Short exercise
Lines containing the word "fill" should be extracted in full.

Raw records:
((

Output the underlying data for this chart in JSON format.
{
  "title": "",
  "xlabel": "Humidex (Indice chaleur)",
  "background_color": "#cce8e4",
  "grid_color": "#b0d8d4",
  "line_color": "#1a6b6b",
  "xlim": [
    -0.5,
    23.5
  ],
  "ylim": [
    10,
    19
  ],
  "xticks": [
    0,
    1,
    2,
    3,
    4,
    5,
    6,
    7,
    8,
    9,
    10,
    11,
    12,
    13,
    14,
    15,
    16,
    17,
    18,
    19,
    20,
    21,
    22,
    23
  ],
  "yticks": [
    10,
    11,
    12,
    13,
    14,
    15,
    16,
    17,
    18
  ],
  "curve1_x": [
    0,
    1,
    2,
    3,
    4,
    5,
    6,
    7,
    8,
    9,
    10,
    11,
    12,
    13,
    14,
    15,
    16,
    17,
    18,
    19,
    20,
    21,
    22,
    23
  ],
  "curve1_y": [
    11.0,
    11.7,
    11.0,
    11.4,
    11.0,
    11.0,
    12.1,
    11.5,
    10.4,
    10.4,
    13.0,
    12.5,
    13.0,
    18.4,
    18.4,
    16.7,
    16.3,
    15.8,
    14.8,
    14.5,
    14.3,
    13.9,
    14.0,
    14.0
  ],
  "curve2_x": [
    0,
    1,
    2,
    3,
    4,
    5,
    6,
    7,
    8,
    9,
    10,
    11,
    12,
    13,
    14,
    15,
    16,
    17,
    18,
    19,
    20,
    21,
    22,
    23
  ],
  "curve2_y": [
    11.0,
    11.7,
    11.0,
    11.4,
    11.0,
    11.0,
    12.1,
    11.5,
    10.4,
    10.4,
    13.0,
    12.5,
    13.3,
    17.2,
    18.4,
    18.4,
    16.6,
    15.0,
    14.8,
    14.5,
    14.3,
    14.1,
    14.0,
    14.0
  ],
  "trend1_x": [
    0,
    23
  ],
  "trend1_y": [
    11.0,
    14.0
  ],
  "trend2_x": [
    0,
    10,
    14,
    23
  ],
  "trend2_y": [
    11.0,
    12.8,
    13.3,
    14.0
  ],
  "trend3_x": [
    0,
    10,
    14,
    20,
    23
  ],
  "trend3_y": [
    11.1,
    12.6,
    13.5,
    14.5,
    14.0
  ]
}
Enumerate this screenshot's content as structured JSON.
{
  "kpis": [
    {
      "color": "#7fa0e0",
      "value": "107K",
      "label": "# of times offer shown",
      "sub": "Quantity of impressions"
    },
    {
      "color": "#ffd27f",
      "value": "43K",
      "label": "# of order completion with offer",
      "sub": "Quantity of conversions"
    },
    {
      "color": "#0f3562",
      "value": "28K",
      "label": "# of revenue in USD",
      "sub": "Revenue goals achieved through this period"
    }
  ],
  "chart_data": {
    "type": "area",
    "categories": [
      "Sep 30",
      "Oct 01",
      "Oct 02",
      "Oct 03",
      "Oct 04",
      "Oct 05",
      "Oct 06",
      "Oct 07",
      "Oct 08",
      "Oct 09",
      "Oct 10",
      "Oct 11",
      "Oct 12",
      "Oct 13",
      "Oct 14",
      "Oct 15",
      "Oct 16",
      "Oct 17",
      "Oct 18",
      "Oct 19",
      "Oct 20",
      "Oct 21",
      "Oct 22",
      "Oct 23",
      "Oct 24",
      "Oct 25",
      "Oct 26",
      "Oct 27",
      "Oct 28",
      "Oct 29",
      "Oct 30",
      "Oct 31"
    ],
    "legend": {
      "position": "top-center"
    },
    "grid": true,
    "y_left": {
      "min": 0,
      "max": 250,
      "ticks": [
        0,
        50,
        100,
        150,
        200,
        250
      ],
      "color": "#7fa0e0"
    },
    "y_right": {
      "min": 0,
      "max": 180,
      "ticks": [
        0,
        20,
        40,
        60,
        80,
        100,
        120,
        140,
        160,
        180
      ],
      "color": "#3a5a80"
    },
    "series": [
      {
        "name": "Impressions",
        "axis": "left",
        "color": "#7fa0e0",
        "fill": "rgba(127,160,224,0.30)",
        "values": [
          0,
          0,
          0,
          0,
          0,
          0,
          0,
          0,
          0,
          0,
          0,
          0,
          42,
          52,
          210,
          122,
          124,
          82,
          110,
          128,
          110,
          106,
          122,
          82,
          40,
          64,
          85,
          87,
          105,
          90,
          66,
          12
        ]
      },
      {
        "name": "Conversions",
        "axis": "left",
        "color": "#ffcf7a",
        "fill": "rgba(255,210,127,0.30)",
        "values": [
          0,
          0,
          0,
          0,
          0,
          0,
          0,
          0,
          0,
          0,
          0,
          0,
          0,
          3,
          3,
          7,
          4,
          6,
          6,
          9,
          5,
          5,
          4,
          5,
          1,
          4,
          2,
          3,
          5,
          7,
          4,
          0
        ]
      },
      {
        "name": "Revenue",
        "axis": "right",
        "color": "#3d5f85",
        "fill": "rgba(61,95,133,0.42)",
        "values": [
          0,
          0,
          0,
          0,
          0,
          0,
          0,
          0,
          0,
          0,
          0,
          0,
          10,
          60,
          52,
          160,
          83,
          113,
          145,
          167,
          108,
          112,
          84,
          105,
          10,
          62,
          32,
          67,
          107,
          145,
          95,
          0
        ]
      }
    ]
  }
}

))

The answer
        "fill": "rgba(127,160,224,0.30)",
        "fill": "rgba(255,210,127,0.30)",
        "fill": "rgba(61,95,133,0.42)",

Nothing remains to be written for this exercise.